- GIVEN EXERCISE: All of the lines below are to be transcribed faithfully, with pictures excluded from the copy.

[Extracts from a graphics dataset]
-------

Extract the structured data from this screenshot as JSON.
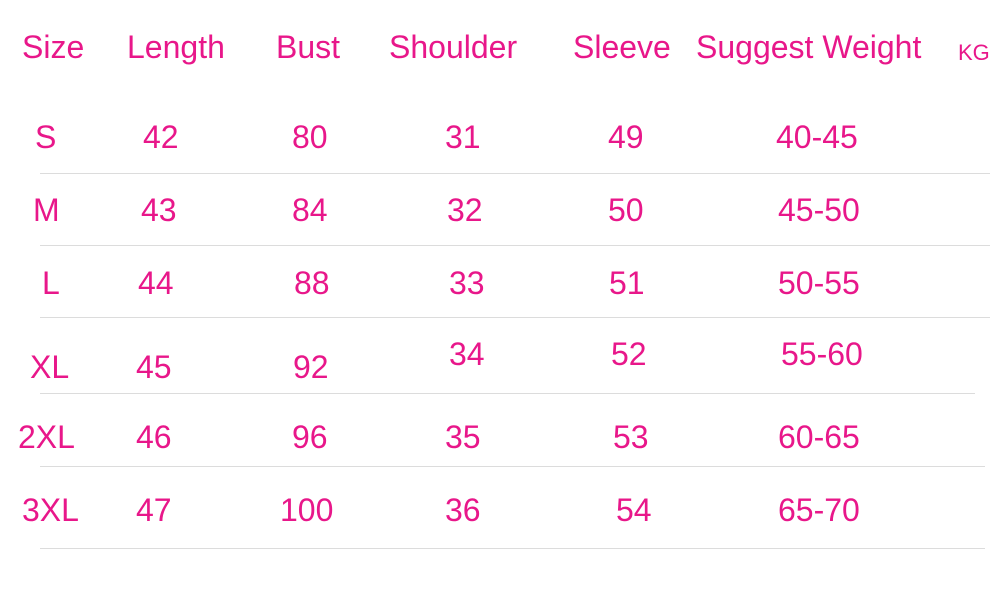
{
  "table": {
    "headers": [
      "Size",
      "Length",
      "Bust",
      "Shoulder",
      "Sleeve",
      "Suggest Weight"
    ],
    "weight_unit": "KG",
    "rows": [
      [
        "S",
        "42",
        "80",
        "31",
        "49",
        "40-45"
      ],
      [
        "M",
        "43",
        "84",
        "32",
        "50",
        "45-50"
      ],
      [
        "L",
        "44",
        "88",
        "33",
        "51",
        "50-55"
      ],
      [
        "XL",
        "45",
        "92",
        "34",
        "52",
        "55-60"
      ],
      [
        "2XL",
        "46",
        "96",
        "35",
        "53",
        "60-65"
      ],
      [
        "3XL",
        "47",
        "100",
        "36",
        "54",
        "65-70"
      ]
    ]
  },
  "colors": {
    "text": "#e8178a",
    "divider": "#dcdcdc"
  }
}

-------

- ANSWER TO THE TASK:
Extract the structured data from this screenshot as JSON.
{
  "table": {
    "headers": [
      "Size",
      "Length",
      "Bust",
      "Shoulder",
      "Sleeve",
      "Suggest Weight"
    ],
    "weight_unit": "KG",
    "rows": [
      [
        "S",
        "42",
        "80",
        "31",
        "49",
        "40-45"
      ],
      [
        "M",
        "43",
        "84",
        "32",
        "50",
        "45-50"
      ],
      [
        "L",
        "44",
        "88",
        "33",
        "51",
        "50-55"
      ],
      [
        "XL",
        "45",
        "92",
        "34",
        "52",
        "55-60"
      ],
      [
        "2XL",
        "46",
        "96",
        "35",
        "53",
        "60-65"
      ],
      [
        "3XL",
        "47",
        "100",
        "36",
        "54",
        "65-70"
      ]
    ]
  },
  "colors": {
    "text": "#e8178a",
    "divider": "#dcdcdc"
  }
}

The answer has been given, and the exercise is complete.